▶ [Set task]
Retype every line of text in the records below without changing anything, and leave the pictures out of your answer.

═════ Data shown

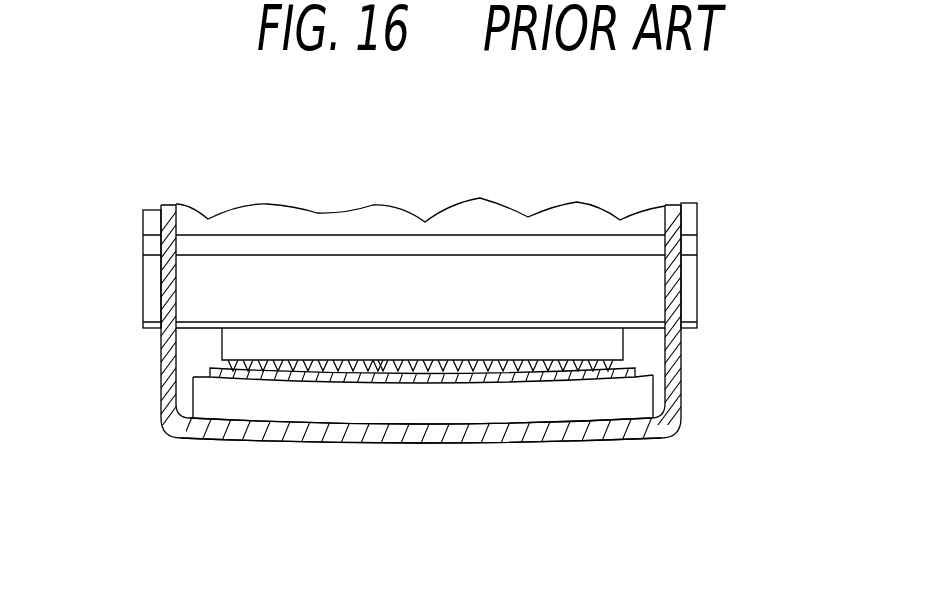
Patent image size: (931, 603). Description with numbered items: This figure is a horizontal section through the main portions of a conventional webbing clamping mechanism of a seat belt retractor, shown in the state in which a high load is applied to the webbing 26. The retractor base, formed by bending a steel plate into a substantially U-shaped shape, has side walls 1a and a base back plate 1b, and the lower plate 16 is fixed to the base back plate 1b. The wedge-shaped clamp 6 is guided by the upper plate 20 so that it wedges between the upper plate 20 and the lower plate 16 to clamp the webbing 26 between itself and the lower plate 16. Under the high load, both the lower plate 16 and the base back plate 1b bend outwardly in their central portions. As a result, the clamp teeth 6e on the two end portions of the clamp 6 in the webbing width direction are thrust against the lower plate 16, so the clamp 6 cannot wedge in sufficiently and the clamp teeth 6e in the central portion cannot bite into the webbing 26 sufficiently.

The side wall of housing 1a is at (168, 400).
The base back plate 1b is at (283, 432).
The upper plate 20 is at (247, 277).
The clamp 6 is at (482, 345).
The clamp teeth 6e is at (378, 366).
The webbing 26 is at (523, 370).
The lower plate 16 is at (462, 408).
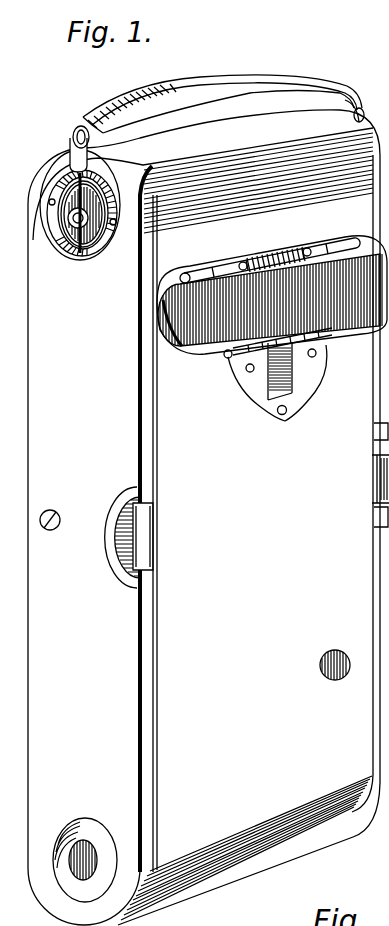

══════════

▶ [Completed task]
Patent image size: (931, 603). Description with numbered items: This figure is a horizontal section through the main portions of a conventional webbing clamping mechanism of a seat belt retractor, shown in the state in which a high load is applied to the webbing 26. The retractor base, formed by bending a steel plate into a substantially U-shaped shape, has side walls 1a and a base back plate 1b, and the lower plate 16 is fixed to the base back plate 1b. The wedge-shaped clamp 6 is guided by the upper plate 20 so that it wedges between the upper plate 20 and the lower plate 16 to clamp the webbing 26 between itself and the lower plate 16. Under the high load, both the lower plate 16 and the base back plate 1b bend outwardly in their central portions. As a result, the clamp teeth 6e on the two end portions of the clamp 6 in the webbing width direction are thrust against the lower plate 16, so the clamp 6 cannot wedge in sufficiently and the clamp teeth 6e in the central portion cannot bite into the webbing 26 sufficiently.

The side wall of housing 1a is at (168, 400).
The base back plate 1b is at (283, 432).
The upper plate 20 is at (247, 277).
The clamp 6 is at (482, 345).
The clamp teeth 6e is at (378, 366).
The webbing 26 is at (523, 370).
The lower plate 16 is at (462, 408).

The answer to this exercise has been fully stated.